Write the records below out in full, character for character, with no pictures.
● ● ● ● ●
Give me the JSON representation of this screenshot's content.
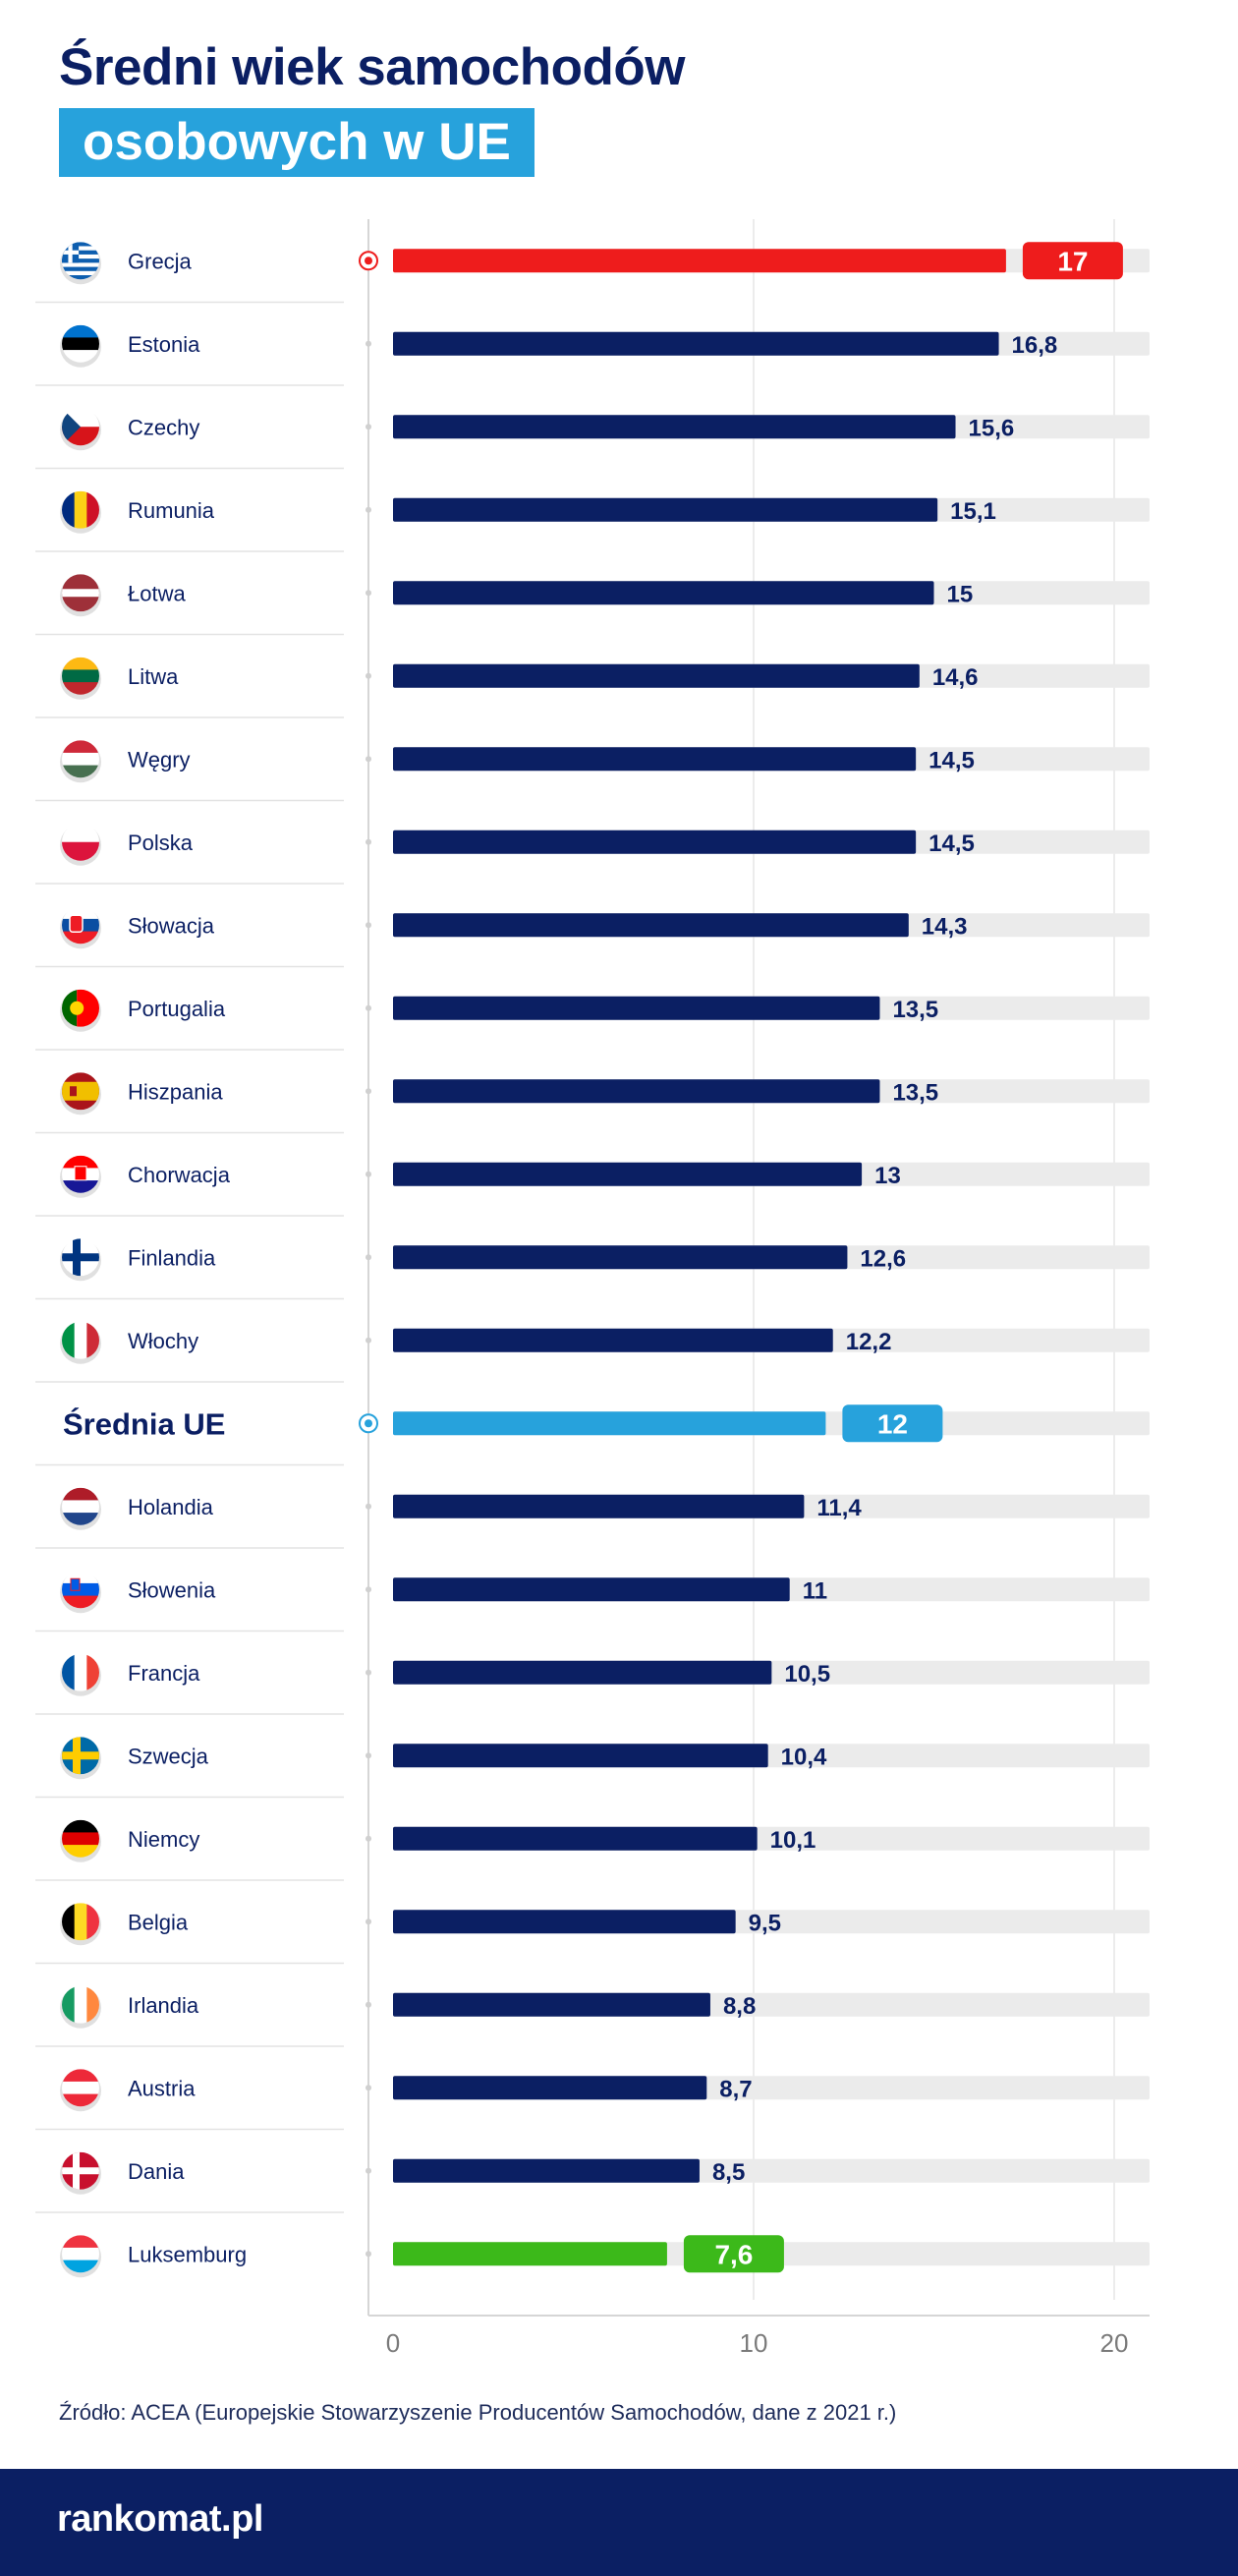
{
  "title": {
    "line1": "Średni wiek samochodów",
    "line2": "osobowych w UE"
  },
  "source": "Źródło: ACEA (Europejskie Stowarzyszenie Producentów Samochodów, dane z 2021 r.)",
  "logo": "rankomat.pl",
  "colors": {
    "bar_default": "#0b1f63",
    "bar_max": "#ee1c1c",
    "bar_min": "#3cb91a",
    "bar_average": "#27a2dc",
    "track": "#ebebeb",
    "text_dark": "#0b1f63"
  },
  "chart_data": {
    "type": "bar",
    "orientation": "horizontal",
    "title": "Średni wiek samochodów osobowych w UE",
    "xlim": [
      0,
      20
    ],
    "xticks": [
      "0",
      "10",
      "20"
    ],
    "grid": true,
    "rows": [
      {
        "label": "Grecja",
        "value": 17,
        "value_label": "17",
        "flag": "gr",
        "style": "max"
      },
      {
        "label": "Estonia",
        "value": 16.8,
        "value_label": "16,8",
        "flag": "ee",
        "style": "default"
      },
      {
        "label": "Czechy",
        "value": 15.6,
        "value_label": "15,6",
        "flag": "cz",
        "style": "default"
      },
      {
        "label": "Rumunia",
        "value": 15.1,
        "value_label": "15,1",
        "flag": "ro",
        "style": "default"
      },
      {
        "label": "Łotwa",
        "value": 15,
        "value_label": "15",
        "flag": "lv",
        "style": "default"
      },
      {
        "label": "Litwa",
        "value": 14.6,
        "value_label": "14,6",
        "flag": "lt",
        "style": "default"
      },
      {
        "label": "Węgry",
        "value": 14.5,
        "value_label": "14,5",
        "flag": "hu",
        "style": "default"
      },
      {
        "label": "Polska",
        "value": 14.5,
        "value_label": "14,5",
        "flag": "pl",
        "style": "default"
      },
      {
        "label": "Słowacja",
        "value": 14.3,
        "value_label": "14,3",
        "flag": "sk",
        "style": "default"
      },
      {
        "label": "Portugalia",
        "value": 13.5,
        "value_label": "13,5",
        "flag": "pt",
        "style": "default"
      },
      {
        "label": "Hiszpania",
        "value": 13.5,
        "value_label": "13,5",
        "flag": "es",
        "style": "default"
      },
      {
        "label": "Chorwacja",
        "value": 13,
        "value_label": "13",
        "flag": "hr",
        "style": "default"
      },
      {
        "label": "Finlandia",
        "value": 12.6,
        "value_label": "12,6",
        "flag": "fi",
        "style": "default"
      },
      {
        "label": "Włochy",
        "value": 12.2,
        "value_label": "12,2",
        "flag": "it",
        "style": "default"
      },
      {
        "label": "Średnia UE",
        "value": 12,
        "value_label": "12",
        "flag": "",
        "style": "average"
      },
      {
        "label": "Holandia",
        "value": 11.4,
        "value_label": "11,4",
        "flag": "nl",
        "style": "default"
      },
      {
        "label": "Słowenia",
        "value": 11,
        "value_label": "11",
        "flag": "si",
        "style": "default"
      },
      {
        "label": "Francja",
        "value": 10.5,
        "value_label": "10,5",
        "flag": "fr",
        "style": "default"
      },
      {
        "label": "Szwecja",
        "value": 10.4,
        "value_label": "10,4",
        "flag": "se",
        "style": "default"
      },
      {
        "label": "Niemcy",
        "value": 10.1,
        "value_label": "10,1",
        "flag": "de",
        "style": "default"
      },
      {
        "label": "Belgia",
        "value": 9.5,
        "value_label": "9,5",
        "flag": "be",
        "style": "default"
      },
      {
        "label": "Irlandia",
        "value": 8.8,
        "value_label": "8,8",
        "flag": "ie",
        "style": "default"
      },
      {
        "label": "Austria",
        "value": 8.7,
        "value_label": "8,7",
        "flag": "at",
        "style": "default"
      },
      {
        "label": "Dania",
        "value": 8.5,
        "value_label": "8,5",
        "flag": "dk",
        "style": "default"
      },
      {
        "label": "Luksemburg",
        "value": 7.6,
        "value_label": "7,6",
        "flag": "lu",
        "style": "min"
      }
    ]
  }
}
● ● ● ● ●
◆ Exercise solution
Give me the JSON representation of this screenshot's content.
{
  "title": {
    "line1": "Średni wiek samochodów",
    "line2": "osobowych w UE"
  },
  "source": "Źródło: ACEA (Europejskie Stowarzyszenie Producentów Samochodów, dane z 2021 r.)",
  "logo": "rankomat.pl",
  "colors": {
    "bar_default": "#0b1f63",
    "bar_max": "#ee1c1c",
    "bar_min": "#3cb91a",
    "bar_average": "#27a2dc",
    "track": "#ebebeb",
    "text_dark": "#0b1f63"
  },
  "chart_data": {
    "type": "bar",
    "orientation": "horizontal",
    "title": "Średni wiek samochodów osobowych w UE",
    "xlim": [
      0,
      20
    ],
    "xticks": [
      "0",
      "10",
      "20"
    ],
    "grid": true,
    "rows": [
      {
        "label": "Grecja",
        "value": 17,
        "value_label": "17",
        "flag": "gr",
        "style": "max"
      },
      {
        "label": "Estonia",
        "value": 16.8,
        "value_label": "16,8",
        "flag": "ee",
        "style": "default"
      },
      {
        "label": "Czechy",
        "value": 15.6,
        "value_label": "15,6",
        "flag": "cz",
        "style": "default"
      },
      {
        "label": "Rumunia",
        "value": 15.1,
        "value_label": "15,1",
        "flag": "ro",
        "style": "default"
      },
      {
        "label": "Łotwa",
        "value": 15,
        "value_label": "15",
        "flag": "lv",
        "style": "default"
      },
      {
        "label": "Litwa",
        "value": 14.6,
        "value_label": "14,6",
        "flag": "lt",
        "style": "default"
      },
      {
        "label": "Węgry",
        "value": 14.5,
        "value_label": "14,5",
        "flag": "hu",
        "style": "default"
      },
      {
        "label": "Polska",
        "value": 14.5,
        "value_label": "14,5",
        "flag": "pl",
        "style": "default"
      },
      {
        "label": "Słowacja",
        "value": 14.3,
        "value_label": "14,3",
        "flag": "sk",
        "style": "default"
      },
      {
        "label": "Portugalia",
        "value": 13.5,
        "value_label": "13,5",
        "flag": "pt",
        "style": "default"
      },
      {
        "label": "Hiszpania",
        "value": 13.5,
        "value_label": "13,5",
        "flag": "es",
        "style": "default"
      },
      {
        "label": "Chorwacja",
        "value": 13,
        "value_label": "13",
        "flag": "hr",
        "style": "default"
      },
      {
        "label": "Finlandia",
        "value": 12.6,
        "value_label": "12,6",
        "flag": "fi",
        "style": "default"
      },
      {
        "label": "Włochy",
        "value": 12.2,
        "value_label": "12,2",
        "flag": "it",
        "style": "default"
      },
      {
        "label": "Średnia UE",
        "value": 12,
        "value_label": "12",
        "flag": "",
        "style": "average"
      },
      {
        "label": "Holandia",
        "value": 11.4,
        "value_label": "11,4",
        "flag": "nl",
        "style": "default"
      },
      {
        "label": "Słowenia",
        "value": 11,
        "value_label": "11",
        "flag": "si",
        "style": "default"
      },
      {
        "label": "Francja",
        "value": 10.5,
        "value_label": "10,5",
        "flag": "fr",
        "style": "default"
      },
      {
        "label": "Szwecja",
        "value": 10.4,
        "value_label": "10,4",
        "flag": "se",
        "style": "default"
      },
      {
        "label": "Niemcy",
        "value": 10.1,
        "value_label": "10,1",
        "flag": "de",
        "style": "default"
      },
      {
        "label": "Belgia",
        "value": 9.5,
        "value_label": "9,5",
        "flag": "be",
        "style": "default"
      },
      {
        "label": "Irlandia",
        "value": 8.8,
        "value_label": "8,8",
        "flag": "ie",
        "style": "default"
      },
      {
        "label": "Austria",
        "value": 8.7,
        "value_label": "8,7",
        "flag": "at",
        "style": "default"
      },
      {
        "label": "Dania",
        "value": 8.5,
        "value_label": "8,5",
        "flag": "dk",
        "style": "default"
      },
      {
        "label": "Luksemburg",
        "value": 7.6,
        "value_label": "7,6",
        "flag": "lu",
        "style": "min"
      }
    ]
  }
}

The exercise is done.